- **What the task asks**
Give the records again exactly. Pictures do not belong in the copy.

Text content records for pages:
____________________

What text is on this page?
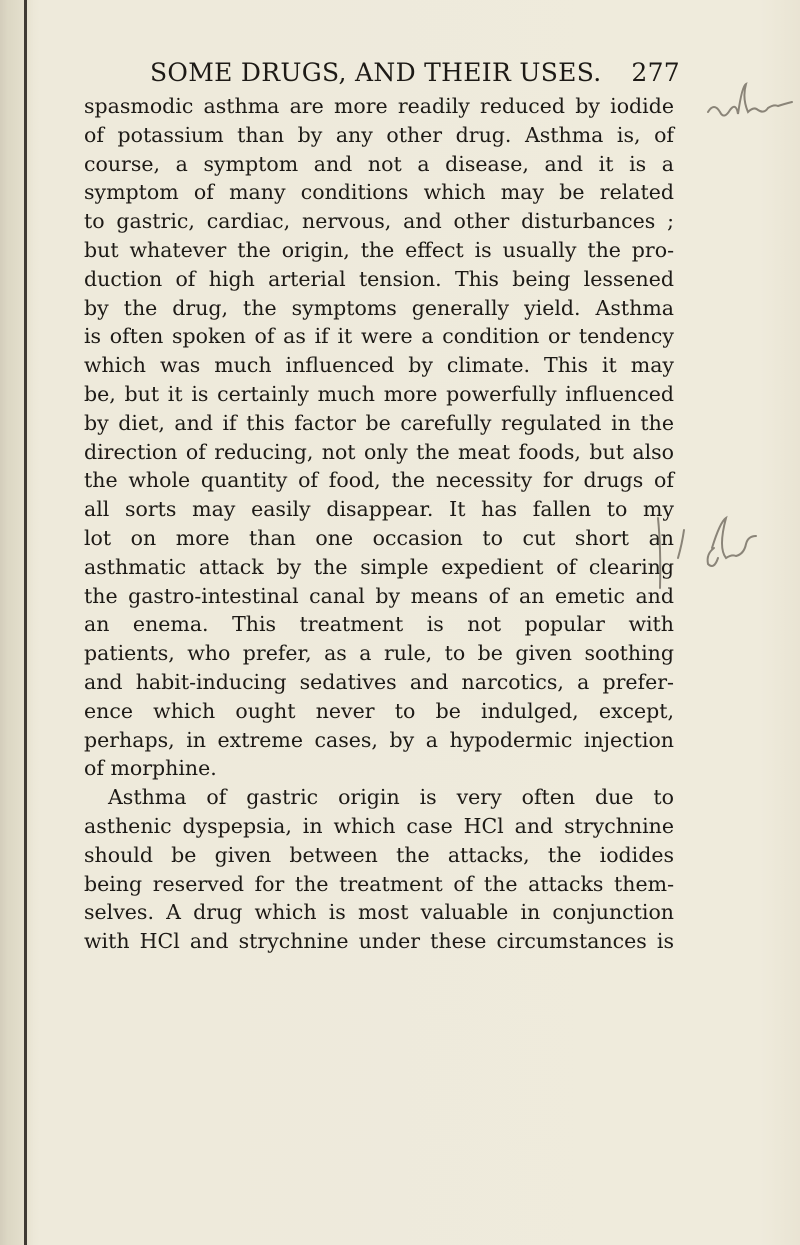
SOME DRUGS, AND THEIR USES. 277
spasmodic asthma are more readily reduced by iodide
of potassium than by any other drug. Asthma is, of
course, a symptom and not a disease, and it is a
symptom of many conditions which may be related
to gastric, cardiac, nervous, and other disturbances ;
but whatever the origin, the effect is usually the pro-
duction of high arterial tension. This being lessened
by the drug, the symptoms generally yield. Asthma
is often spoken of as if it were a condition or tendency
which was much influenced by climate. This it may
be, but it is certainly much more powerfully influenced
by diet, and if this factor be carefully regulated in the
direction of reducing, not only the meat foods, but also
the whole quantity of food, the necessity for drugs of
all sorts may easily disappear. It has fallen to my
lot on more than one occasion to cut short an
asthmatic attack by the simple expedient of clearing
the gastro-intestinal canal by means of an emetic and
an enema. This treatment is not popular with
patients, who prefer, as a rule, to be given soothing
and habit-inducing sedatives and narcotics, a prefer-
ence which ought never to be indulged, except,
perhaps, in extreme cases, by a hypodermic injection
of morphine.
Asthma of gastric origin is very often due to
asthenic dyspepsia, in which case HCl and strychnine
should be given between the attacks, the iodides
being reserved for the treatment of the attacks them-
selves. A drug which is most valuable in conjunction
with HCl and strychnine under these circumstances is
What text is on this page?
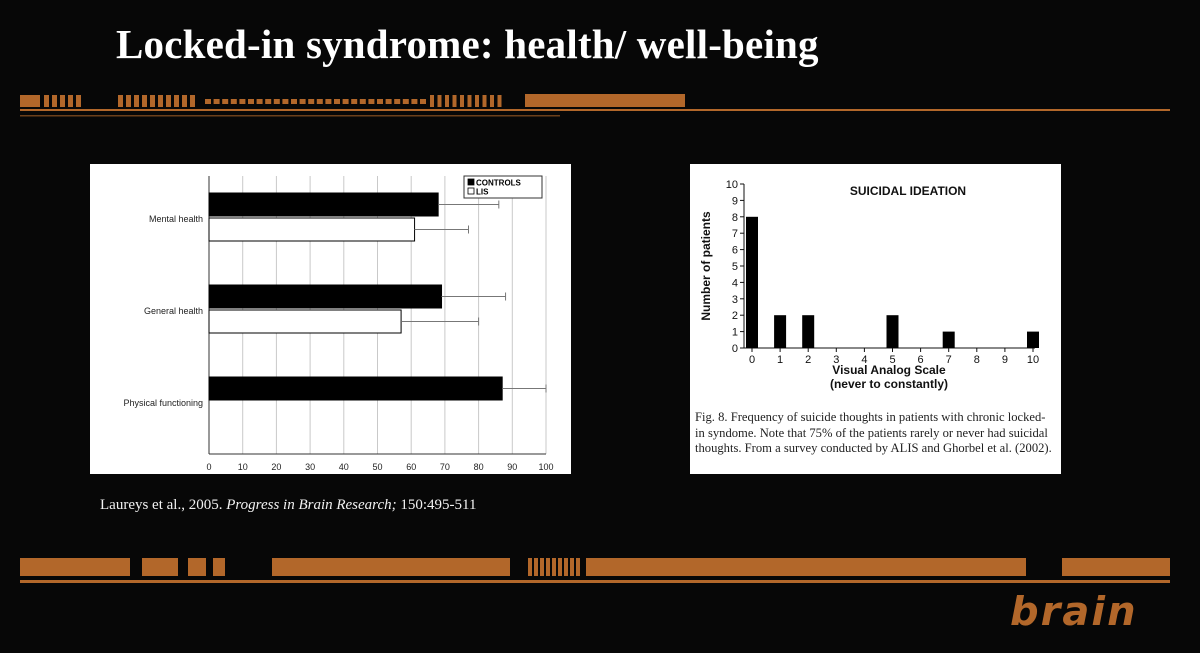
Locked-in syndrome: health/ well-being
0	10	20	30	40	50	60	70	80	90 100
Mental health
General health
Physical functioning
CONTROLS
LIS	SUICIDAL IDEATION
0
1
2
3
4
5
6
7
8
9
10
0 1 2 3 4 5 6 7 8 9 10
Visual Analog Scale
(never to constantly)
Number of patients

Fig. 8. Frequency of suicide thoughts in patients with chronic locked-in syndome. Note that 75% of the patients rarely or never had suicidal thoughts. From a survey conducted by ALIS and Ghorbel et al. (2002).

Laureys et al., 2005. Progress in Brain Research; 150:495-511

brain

____________________

- **Response to the exercise**
What text is on this page?
SOME DRUGS, AND THEIR USES. 277
spasmodic asthma are more readily reduced by iodide
of potassium than by any other drug. Asthma is, of
course, a symptom and not a disease, and it is a
symptom of many conditions which may be related
to gastric, cardiac, nervous, and other disturbances ;
but whatever the origin, the effect is usually the pro-
duction of high arterial tension. This being lessened
by the drug, the symptoms generally yield. Asthma
is often spoken of as if it were a condition or tendency
which was much influenced by climate. This it may
be, but it is certainly much more powerfully influenced
by diet, and if this factor be carefully regulated in the
direction of reducing, not only the meat foods, but also
the whole quantity of food, the necessity for drugs of
all sorts may easily disappear. It has fallen to my
lot on more than one occasion to cut short an
asthmatic attack by the simple expedient of clearing
the gastro-intestinal canal by means of an emetic and
an enema. This treatment is not popular with
patients, who prefer, as a rule, to be given soothing
and habit-inducing sedatives and narcotics, a prefer-
ence which ought never to be indulged, except,
perhaps, in extreme cases, by a hypodermic injection
of morphine.
Asthma of gastric origin is very often due to
asthenic dyspepsia, in which case HCl and strychnine
should be given between the attacks, the iodides
being reserved for the treatment of the attacks them-
selves. A drug which is most valuable in conjunction
with HCl and strychnine under these circumstances is
What text is on this page?
Locked-in syndrome: health/ well-being
0	10	20	30	40	50	60	70	80	90 100
Mental health
General health
Physical functioning
CONTROLS
LIS	SUICIDAL IDEATION
0
1
2
3
4
5
6
7
8
9
10
0 1 2 3 4 5 6 7 8 9 10
Visual Analog Scale
(never to constantly)
Number of patients

Fig. 8. Frequency of suicide thoughts in patients with chronic locked-in syndome. Note that 75% of the patients rarely or never had suicidal thoughts. From a survey conducted by ALIS and Ghorbel et al. (2002).

Laureys et al., 2005. Progress in Brain Research; 150:495-511

brain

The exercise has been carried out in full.